- **What you need to do**:
Word for word, set down the records and skip each picture.

□ □ □ □ □ □ □

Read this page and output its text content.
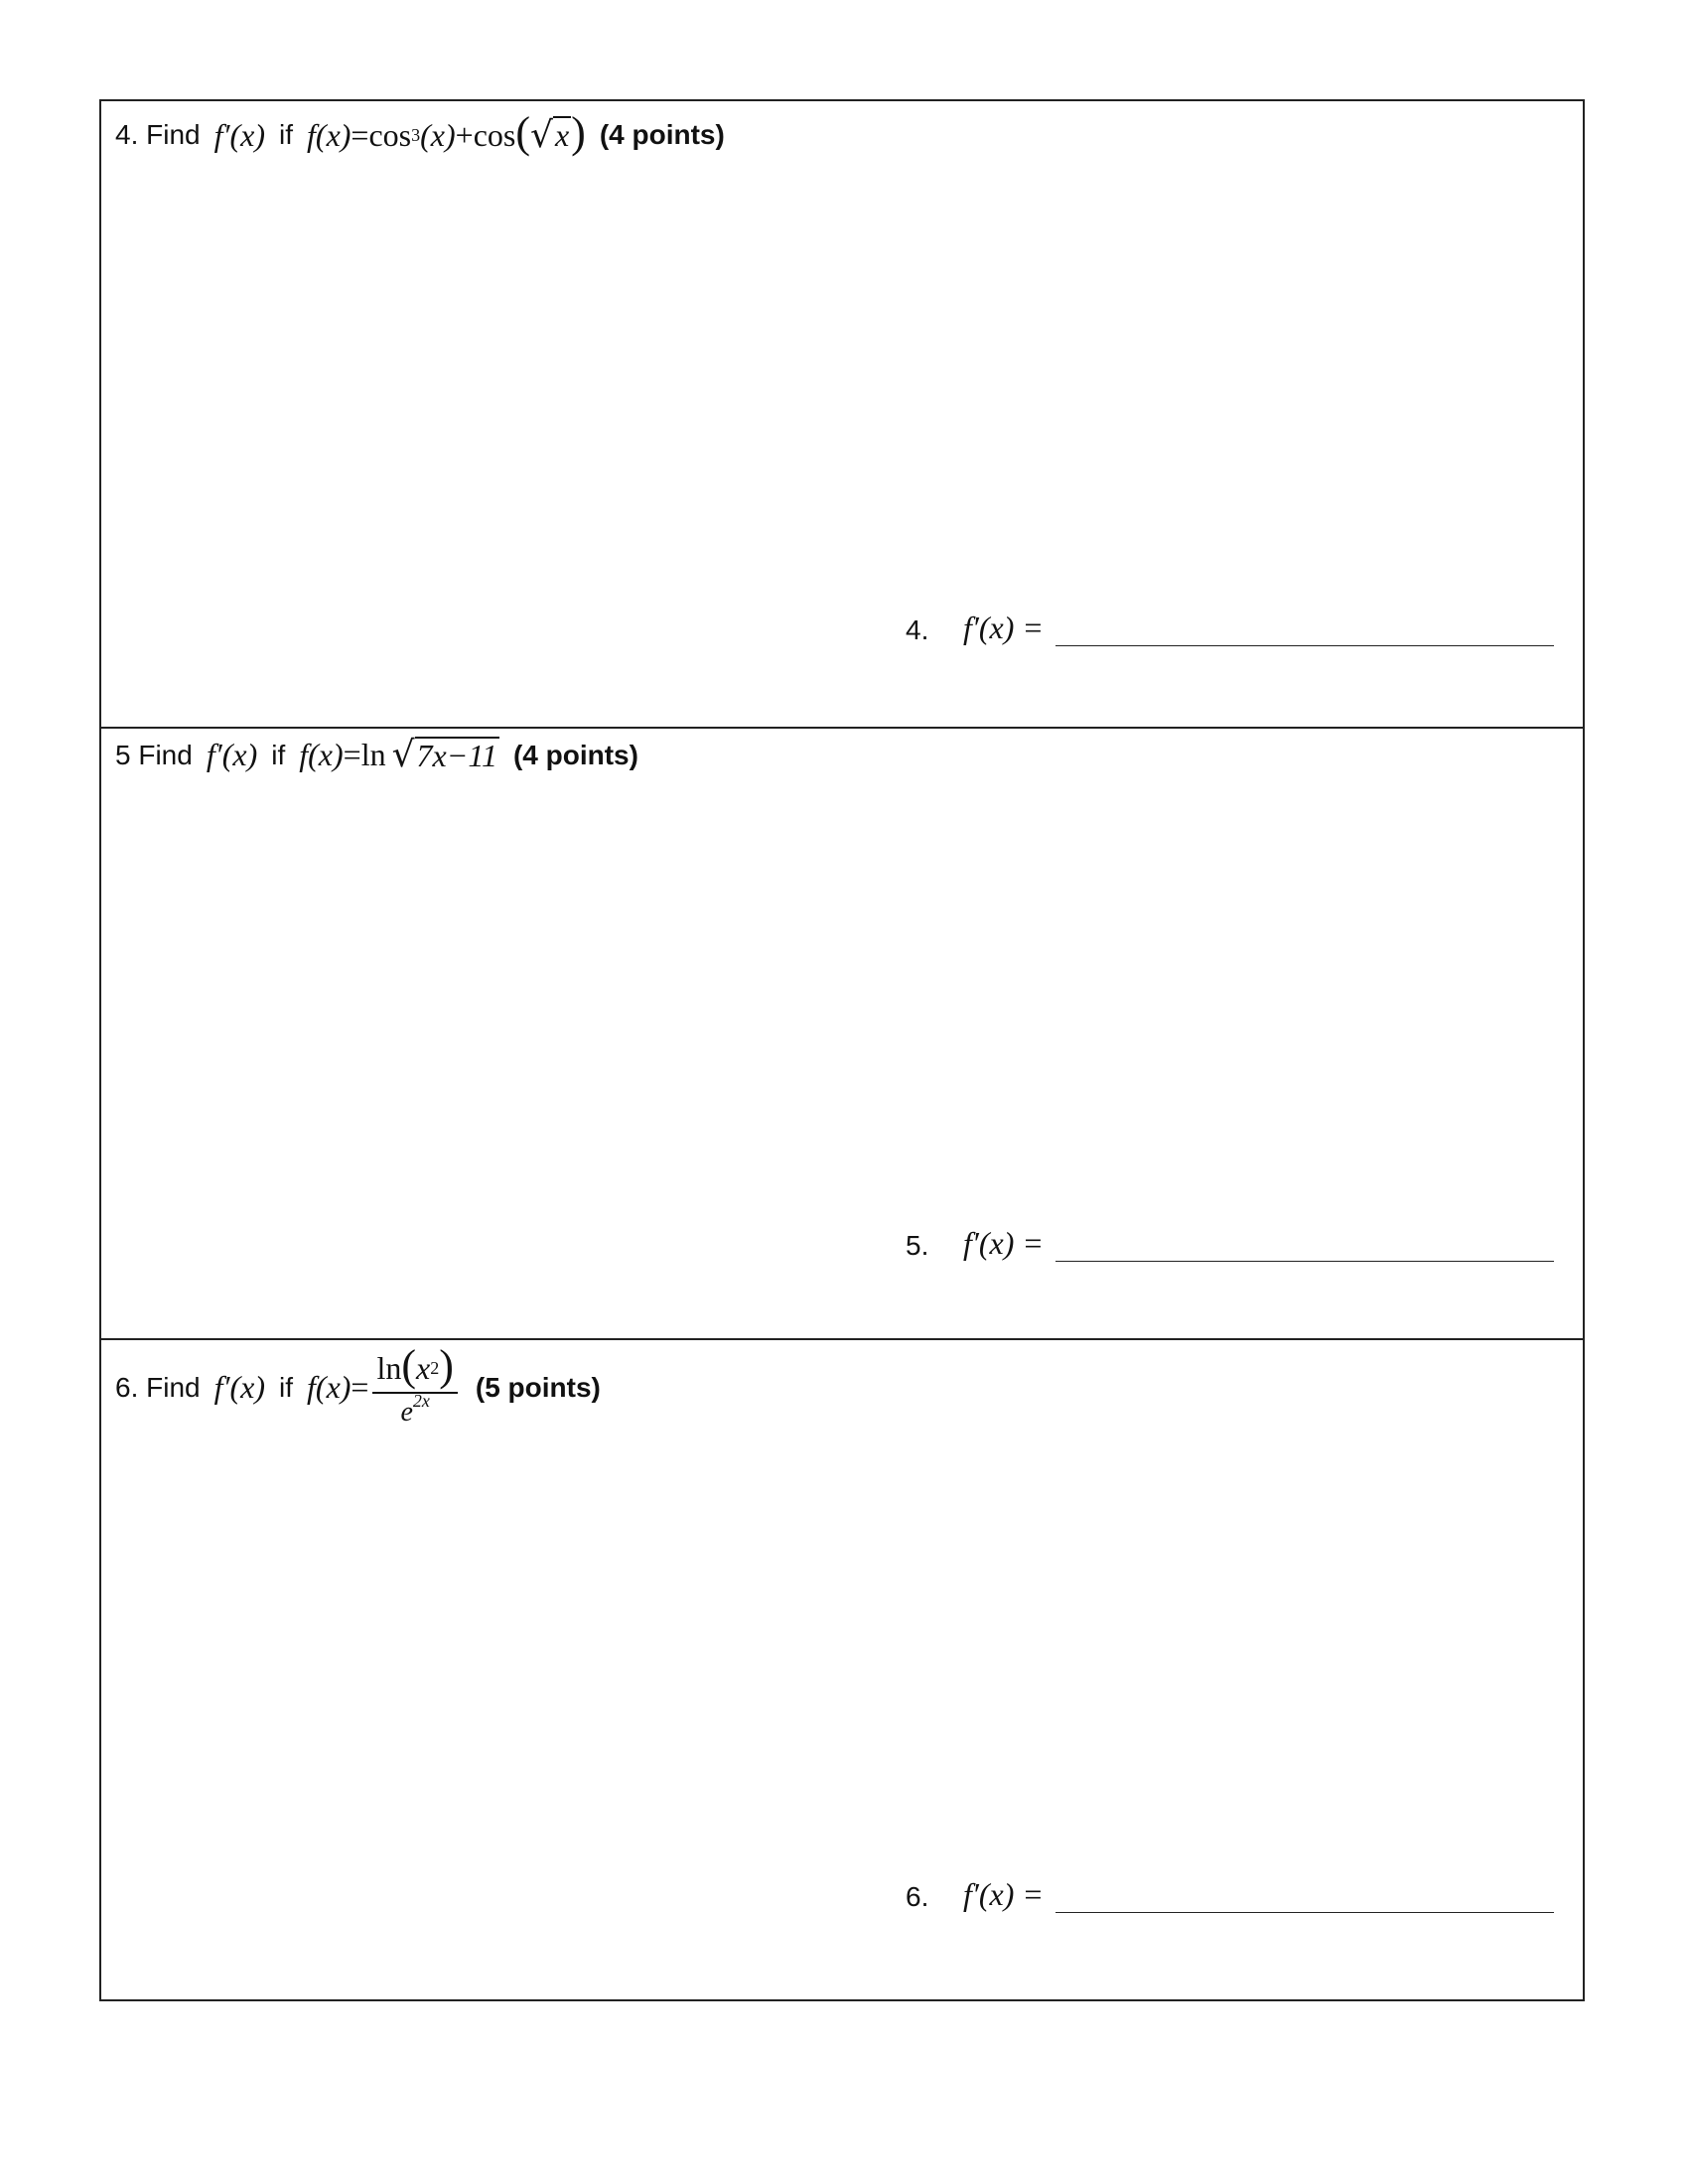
4. Find f′(x) if f(x) = cos 3 (x) + cos ( √ x ) (4 points)
4.	f′(x) =
5 Find f′(x) if f(x) = ln √ 7x−11 (4 points)
5.	f′(x) =
6. Find f′(x) if $f(x) = \frac{\ln ( x 2 )}{e^{2x}} (5$ points)
6.	f′(x) =
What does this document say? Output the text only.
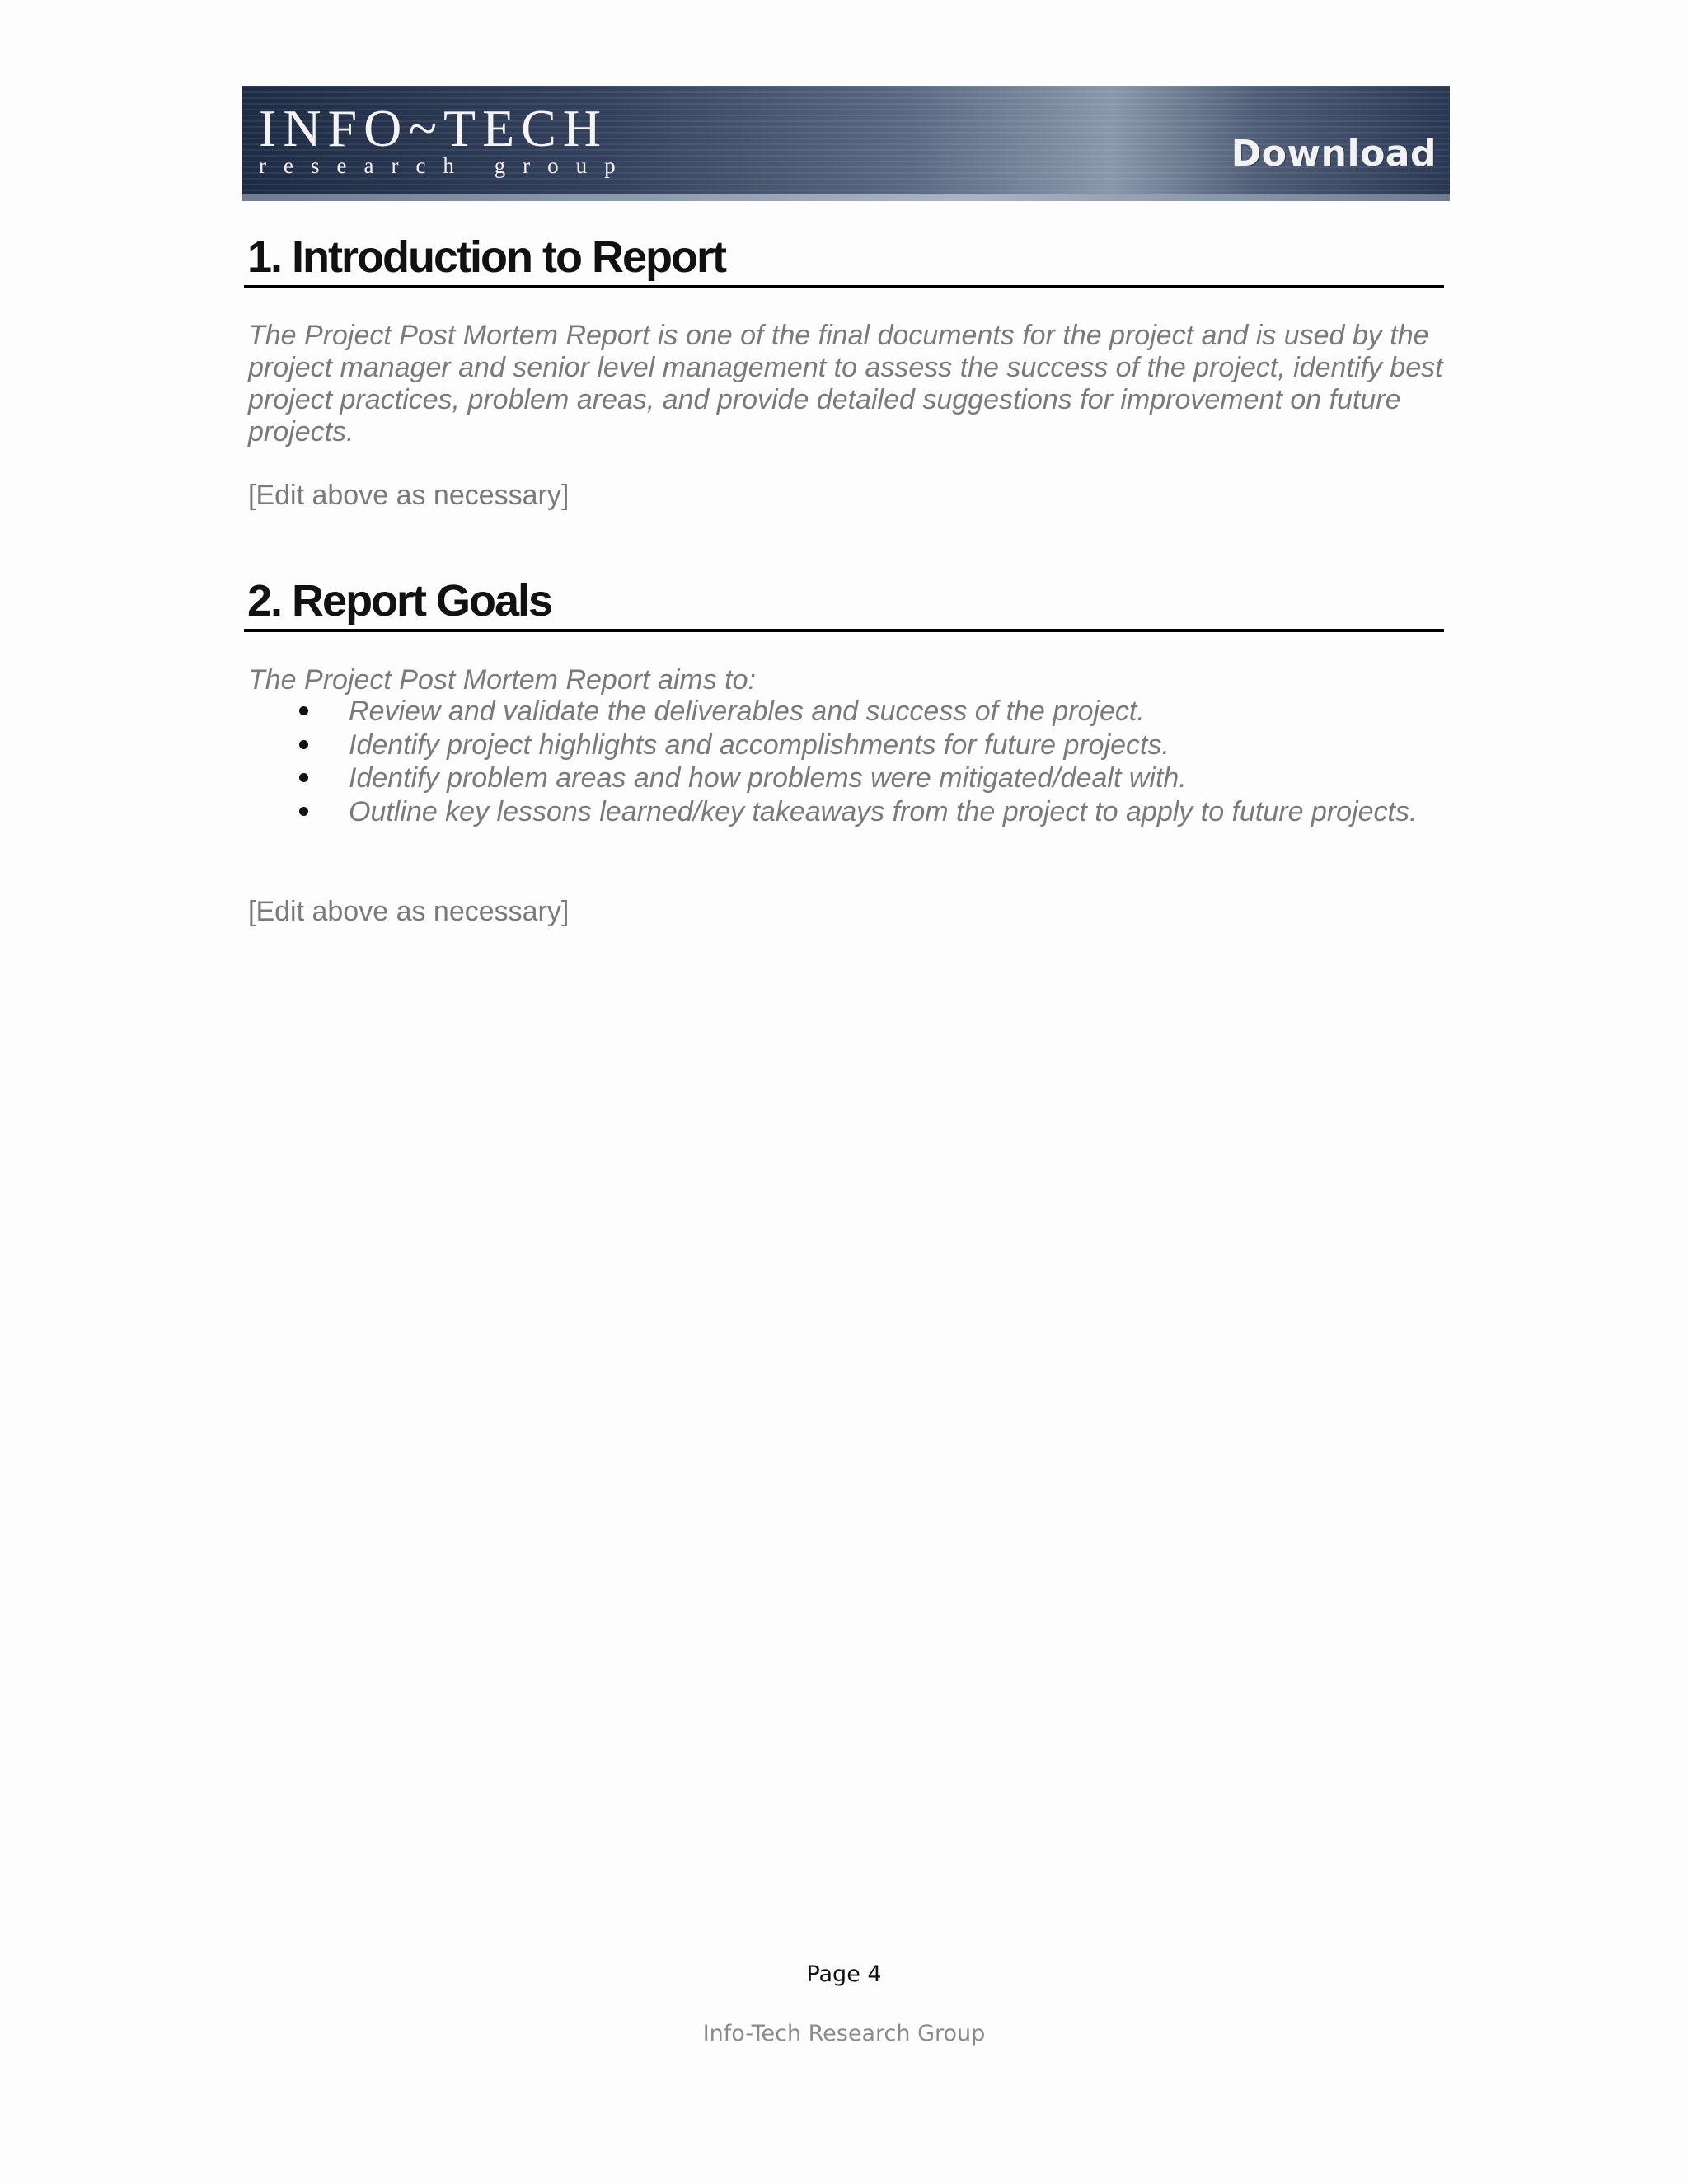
INFO~TECH
research group	Download
1. Introduction to Report

The Project Post Mortem Report is one of the final documents for the project and is used by the project manager and senior level management to assess the success of the project, identify best project practices, problem areas, and provide detailed suggestions for improvement on future projects.

[Edit above as necessary]

2. Report Goals

The Project Post Mortem Report aims to:

Review and validate the deliverables and success of the project.
Identify project highlights and accomplishments for future projects.
Identify problem areas and how problems were mitigated/dealt with.
Outline key lessons learned/key takeaways from the project to apply to future projects.

[Edit above as necessary]

Page 4
Info-Tech Research Group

□ □ □ □ □ □ □

- **Task solution**:
Read this page and output its text content.
4. Find f′(x) if f(x) = cos 3 (x) + cos ( √ x ) (4 points)
4.	f′(x) =
5 Find f′(x) if f(x) = ln √ 7x−11 (4 points)
5.	f′(x) =
6. Find f′(x) if $f(x) = \frac{\ln ( x 2 )}{e^{2x}} (5$ points)
6.	f′(x) =
What does this document say? Output the text only.
INFO~TECH
research group	Download
1. Introduction to Report

The Project Post Mortem Report is one of the final documents for the project and is used by the project manager and senior level management to assess the success of the project, identify best project practices, problem areas, and provide detailed suggestions for improvement on future projects.

[Edit above as necessary]

2. Report Goals

The Project Post Mortem Report aims to:

Review and validate the deliverables and success of the project.
Identify project highlights and accomplishments for future projects.
Identify problem areas and how problems were mitigated/dealt with.
Outline key lessons learned/key takeaways from the project to apply to future projects.

[Edit above as necessary]

Page 4
Info-Tech Research Group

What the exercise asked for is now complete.